— Start of DATA PROVIDED —

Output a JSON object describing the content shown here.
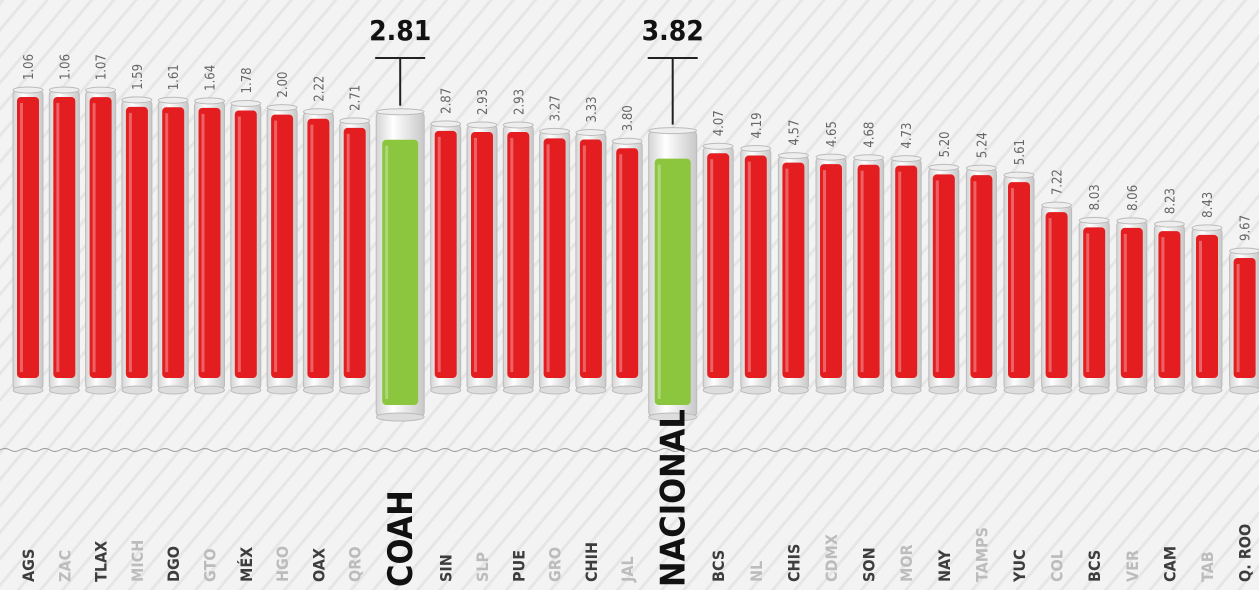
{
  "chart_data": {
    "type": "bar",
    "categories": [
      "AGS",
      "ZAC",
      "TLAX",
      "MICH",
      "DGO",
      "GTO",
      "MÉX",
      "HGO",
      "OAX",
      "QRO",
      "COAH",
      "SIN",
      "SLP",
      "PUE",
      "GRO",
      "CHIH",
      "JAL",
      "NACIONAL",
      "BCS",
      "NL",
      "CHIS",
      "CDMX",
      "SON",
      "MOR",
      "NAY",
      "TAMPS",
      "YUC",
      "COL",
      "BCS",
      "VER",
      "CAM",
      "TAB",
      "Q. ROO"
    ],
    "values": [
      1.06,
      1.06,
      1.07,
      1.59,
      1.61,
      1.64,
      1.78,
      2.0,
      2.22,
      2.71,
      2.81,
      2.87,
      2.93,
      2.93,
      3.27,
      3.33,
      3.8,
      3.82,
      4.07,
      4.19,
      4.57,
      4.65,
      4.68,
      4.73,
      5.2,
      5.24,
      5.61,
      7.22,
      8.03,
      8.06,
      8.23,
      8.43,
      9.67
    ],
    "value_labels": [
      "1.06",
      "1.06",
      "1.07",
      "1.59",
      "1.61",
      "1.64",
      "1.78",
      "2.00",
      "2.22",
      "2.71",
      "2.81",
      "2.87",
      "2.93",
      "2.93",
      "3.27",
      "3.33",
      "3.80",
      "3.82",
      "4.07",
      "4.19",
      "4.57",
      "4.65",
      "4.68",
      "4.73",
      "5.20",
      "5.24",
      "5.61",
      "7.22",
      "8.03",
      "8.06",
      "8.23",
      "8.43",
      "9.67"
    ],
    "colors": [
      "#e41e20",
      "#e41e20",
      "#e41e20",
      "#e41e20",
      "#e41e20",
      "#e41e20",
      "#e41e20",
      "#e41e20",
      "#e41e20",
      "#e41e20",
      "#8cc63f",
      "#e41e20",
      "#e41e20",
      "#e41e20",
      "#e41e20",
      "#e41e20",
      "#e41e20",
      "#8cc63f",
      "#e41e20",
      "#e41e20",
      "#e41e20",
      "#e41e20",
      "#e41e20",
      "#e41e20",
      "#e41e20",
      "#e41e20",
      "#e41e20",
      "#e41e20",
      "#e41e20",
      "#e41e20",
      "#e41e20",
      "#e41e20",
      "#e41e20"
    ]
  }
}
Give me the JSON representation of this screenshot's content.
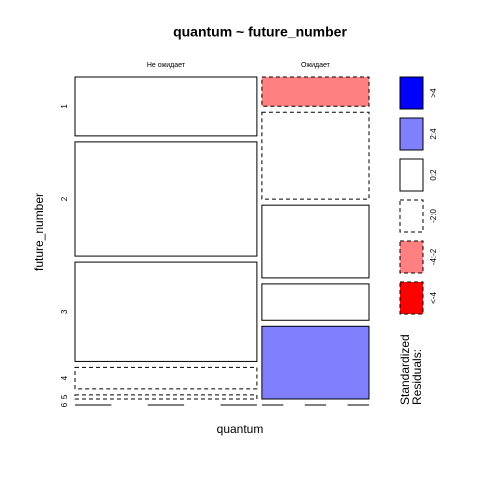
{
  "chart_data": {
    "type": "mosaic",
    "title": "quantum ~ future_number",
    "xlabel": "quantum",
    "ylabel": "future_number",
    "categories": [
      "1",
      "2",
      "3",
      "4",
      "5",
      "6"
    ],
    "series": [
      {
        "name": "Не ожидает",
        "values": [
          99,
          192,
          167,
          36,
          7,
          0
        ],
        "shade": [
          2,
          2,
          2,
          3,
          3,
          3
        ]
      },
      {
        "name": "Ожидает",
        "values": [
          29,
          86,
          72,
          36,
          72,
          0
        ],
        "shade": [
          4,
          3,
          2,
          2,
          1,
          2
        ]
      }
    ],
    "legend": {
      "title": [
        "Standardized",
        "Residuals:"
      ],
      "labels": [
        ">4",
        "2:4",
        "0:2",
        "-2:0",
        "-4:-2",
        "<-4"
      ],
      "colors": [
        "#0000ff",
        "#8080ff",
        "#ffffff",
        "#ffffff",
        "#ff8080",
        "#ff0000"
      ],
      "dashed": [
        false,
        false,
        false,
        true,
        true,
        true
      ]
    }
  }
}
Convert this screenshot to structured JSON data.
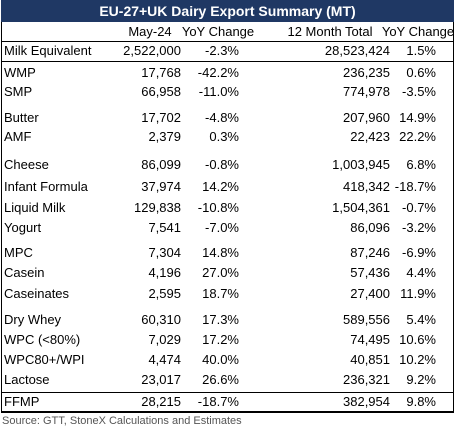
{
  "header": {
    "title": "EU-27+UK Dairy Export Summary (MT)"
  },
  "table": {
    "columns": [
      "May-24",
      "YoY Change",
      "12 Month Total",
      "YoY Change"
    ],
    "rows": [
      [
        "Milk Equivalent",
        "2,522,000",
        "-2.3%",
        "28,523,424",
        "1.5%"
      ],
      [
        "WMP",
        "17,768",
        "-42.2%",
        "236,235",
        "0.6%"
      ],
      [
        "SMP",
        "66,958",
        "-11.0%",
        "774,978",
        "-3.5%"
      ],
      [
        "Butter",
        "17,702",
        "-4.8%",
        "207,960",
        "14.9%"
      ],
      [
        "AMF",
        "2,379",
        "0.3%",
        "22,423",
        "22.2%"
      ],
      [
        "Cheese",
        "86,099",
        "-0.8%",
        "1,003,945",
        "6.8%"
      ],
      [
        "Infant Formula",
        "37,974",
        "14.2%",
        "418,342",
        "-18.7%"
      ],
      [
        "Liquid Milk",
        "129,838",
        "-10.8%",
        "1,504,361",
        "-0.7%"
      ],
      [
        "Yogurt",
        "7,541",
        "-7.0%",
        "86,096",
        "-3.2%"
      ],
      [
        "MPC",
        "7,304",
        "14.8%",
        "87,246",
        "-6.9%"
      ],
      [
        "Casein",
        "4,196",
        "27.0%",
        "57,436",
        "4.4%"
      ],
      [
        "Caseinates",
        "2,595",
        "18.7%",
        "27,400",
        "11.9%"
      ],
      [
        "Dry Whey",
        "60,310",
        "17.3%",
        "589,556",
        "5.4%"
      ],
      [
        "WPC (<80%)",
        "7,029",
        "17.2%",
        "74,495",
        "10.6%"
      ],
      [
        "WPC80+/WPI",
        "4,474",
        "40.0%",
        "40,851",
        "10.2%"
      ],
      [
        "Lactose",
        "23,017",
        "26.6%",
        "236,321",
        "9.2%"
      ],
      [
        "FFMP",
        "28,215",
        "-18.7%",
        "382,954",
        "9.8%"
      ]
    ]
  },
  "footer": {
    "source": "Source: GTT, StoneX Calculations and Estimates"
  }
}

— End of DATA PROVIDED —

Report only how many lines in the entries contain "content".

◆ **SOLUTION FOR THIS EXERCISE**
2